— Start of INFORMATION PROVIDED —

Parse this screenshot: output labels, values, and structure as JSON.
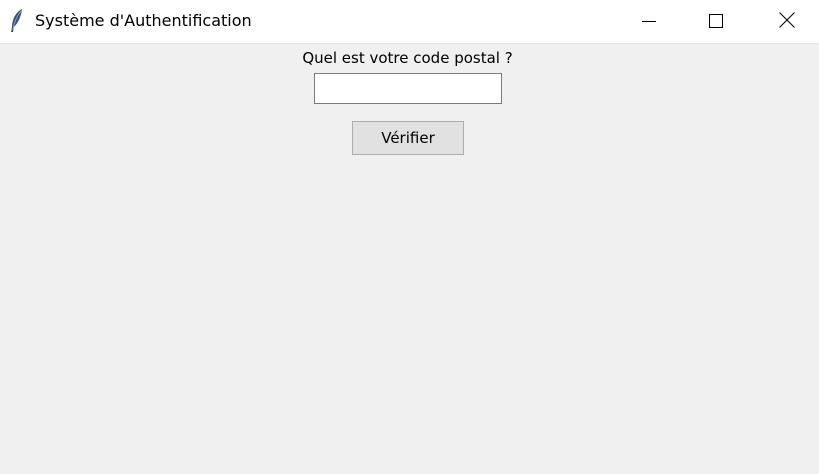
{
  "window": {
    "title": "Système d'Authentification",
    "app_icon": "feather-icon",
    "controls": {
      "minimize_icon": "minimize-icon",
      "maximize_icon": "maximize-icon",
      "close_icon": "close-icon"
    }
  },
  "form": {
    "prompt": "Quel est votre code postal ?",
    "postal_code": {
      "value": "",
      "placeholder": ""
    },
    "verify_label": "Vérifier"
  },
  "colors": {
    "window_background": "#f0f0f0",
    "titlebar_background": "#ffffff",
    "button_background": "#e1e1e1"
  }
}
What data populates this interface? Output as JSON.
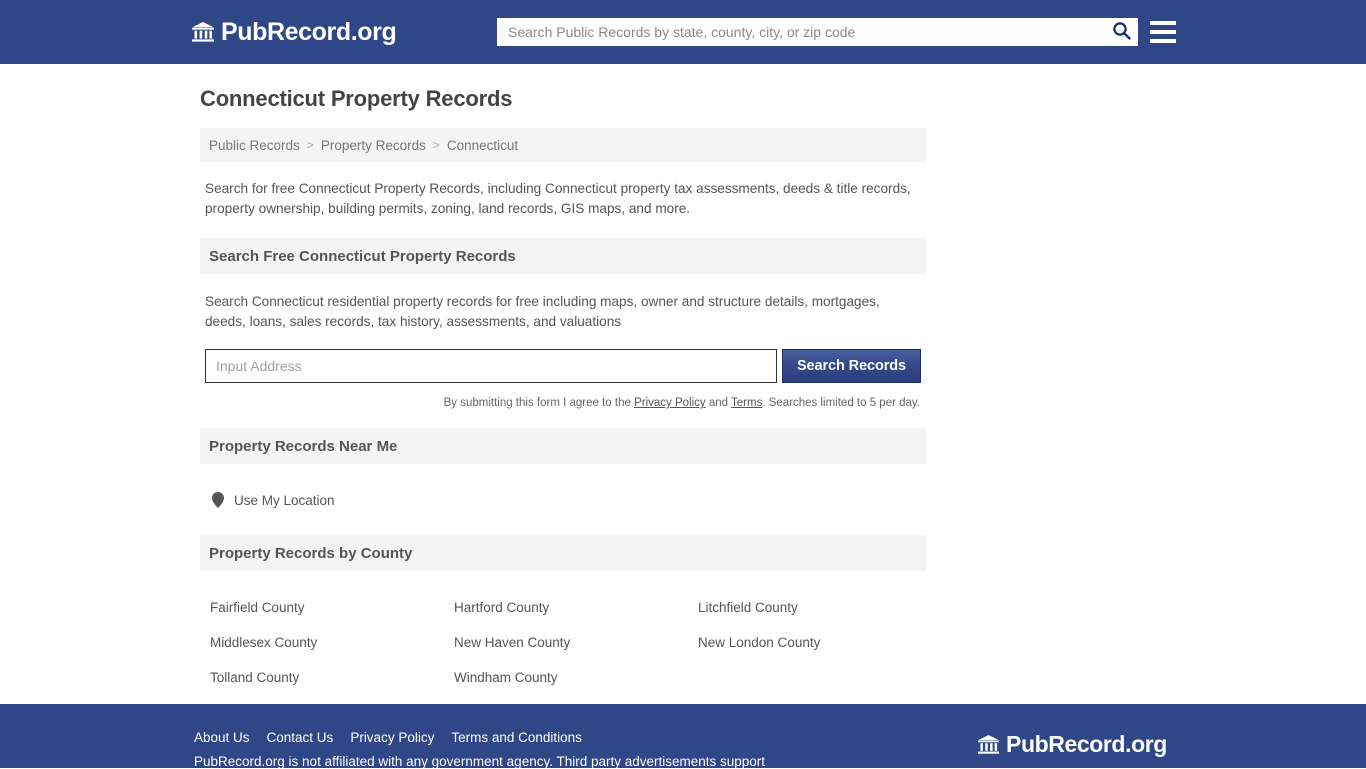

— End of INFORMATION PROVIDED —
— Start of INFORMATION PROVIDED —

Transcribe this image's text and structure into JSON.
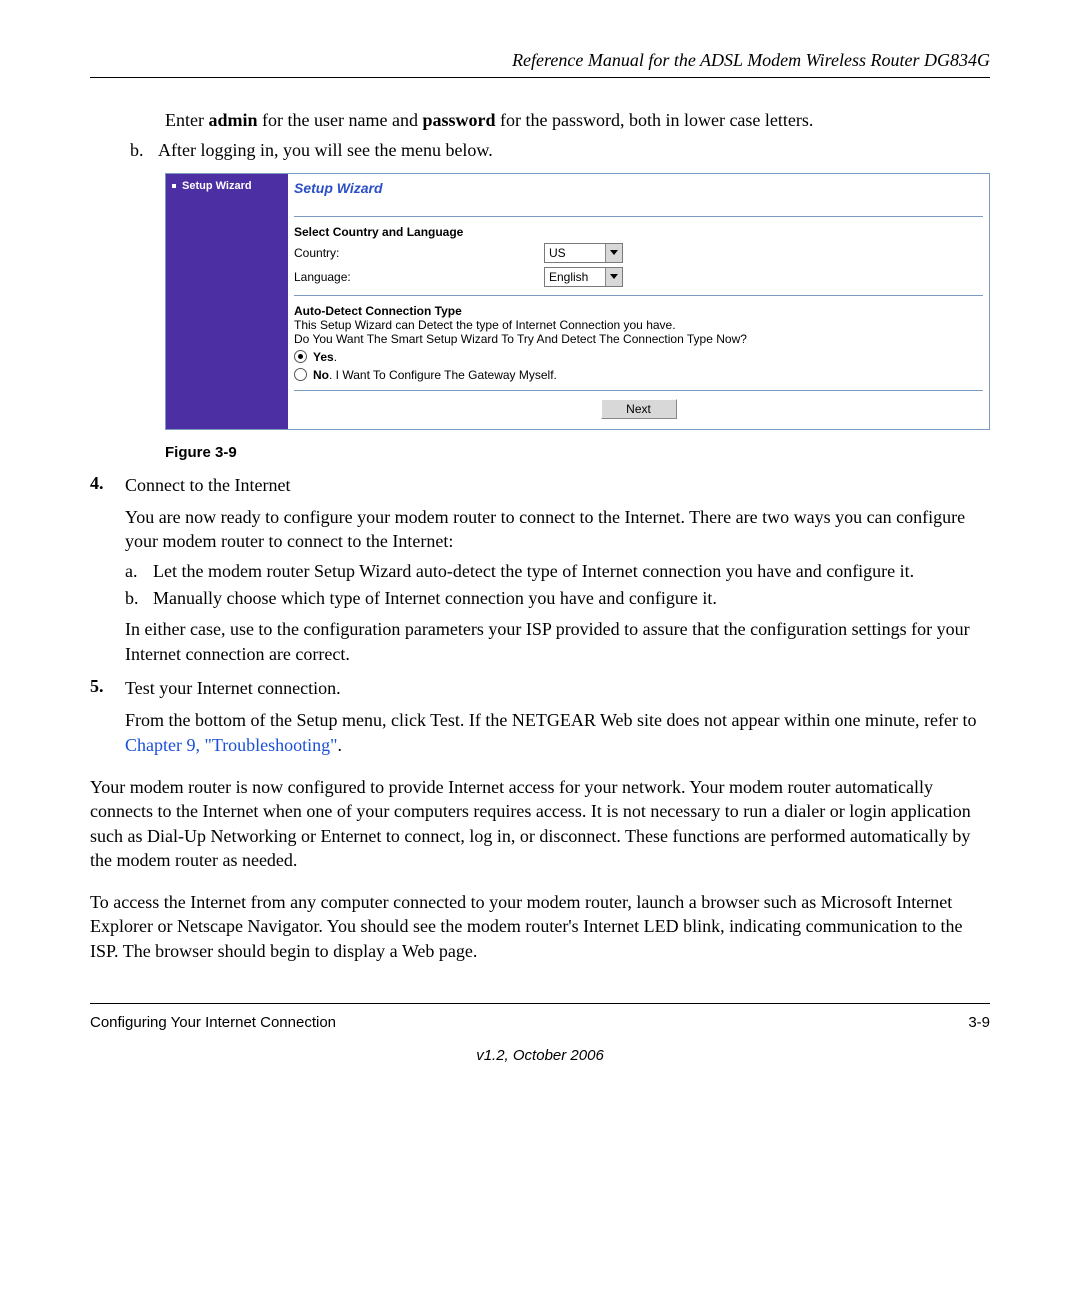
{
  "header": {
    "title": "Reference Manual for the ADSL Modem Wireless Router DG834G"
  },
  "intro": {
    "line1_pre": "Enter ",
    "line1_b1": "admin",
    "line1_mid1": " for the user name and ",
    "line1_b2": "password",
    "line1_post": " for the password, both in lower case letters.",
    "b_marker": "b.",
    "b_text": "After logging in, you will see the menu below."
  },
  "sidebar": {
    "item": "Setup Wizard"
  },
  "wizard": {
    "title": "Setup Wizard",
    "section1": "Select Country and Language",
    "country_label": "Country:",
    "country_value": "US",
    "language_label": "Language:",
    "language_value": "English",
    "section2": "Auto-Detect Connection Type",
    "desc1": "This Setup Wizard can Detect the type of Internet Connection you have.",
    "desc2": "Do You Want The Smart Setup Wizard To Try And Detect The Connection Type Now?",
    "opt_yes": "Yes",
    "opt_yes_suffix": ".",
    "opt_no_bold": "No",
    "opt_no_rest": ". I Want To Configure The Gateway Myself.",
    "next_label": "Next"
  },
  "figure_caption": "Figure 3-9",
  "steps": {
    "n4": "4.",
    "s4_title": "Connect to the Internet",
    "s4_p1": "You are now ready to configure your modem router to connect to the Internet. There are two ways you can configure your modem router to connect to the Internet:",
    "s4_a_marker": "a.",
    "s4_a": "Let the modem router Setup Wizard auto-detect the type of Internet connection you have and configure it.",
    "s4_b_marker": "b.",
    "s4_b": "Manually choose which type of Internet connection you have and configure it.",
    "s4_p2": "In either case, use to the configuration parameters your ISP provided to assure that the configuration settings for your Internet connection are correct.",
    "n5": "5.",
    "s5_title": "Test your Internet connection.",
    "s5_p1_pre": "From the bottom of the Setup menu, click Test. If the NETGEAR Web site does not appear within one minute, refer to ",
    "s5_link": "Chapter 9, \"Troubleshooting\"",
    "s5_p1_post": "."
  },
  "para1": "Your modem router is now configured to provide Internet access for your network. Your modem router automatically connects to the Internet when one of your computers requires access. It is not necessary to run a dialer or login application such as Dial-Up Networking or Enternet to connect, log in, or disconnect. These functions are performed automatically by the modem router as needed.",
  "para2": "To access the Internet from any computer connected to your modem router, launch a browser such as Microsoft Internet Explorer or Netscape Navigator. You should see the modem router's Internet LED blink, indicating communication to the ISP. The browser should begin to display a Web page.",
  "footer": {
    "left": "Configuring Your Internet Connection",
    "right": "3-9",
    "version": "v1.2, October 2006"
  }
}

— End of INFORMATION PROVIDED —

## WRITTEN PROBLEM
Extract from the material above the stretch running from the line containing "Parse this screenshot: output" through the line containing "What data populates". Keep the text exact and the pictures out.

## SOLUTION
Parse this screenshot: output labels, values, and structure as JSON.
{
  "window": {
    "title": "Système d'Authentification",
    "app_icon": "feather-icon",
    "controls": {
      "minimize_icon": "minimize-icon",
      "maximize_icon": "maximize-icon",
      "close_icon": "close-icon"
    }
  },
  "form": {
    "prompt": "Quel est votre code postal ?",
    "postal_code": {
      "value": "",
      "placeholder": ""
    },
    "verify_label": "Vérifier"
  },
  "colors": {
    "window_background": "#f0f0f0",
    "titlebar_background": "#ffffff",
    "button_background": "#e1e1e1"
  }
}
What data populates this interface? Output as JSON.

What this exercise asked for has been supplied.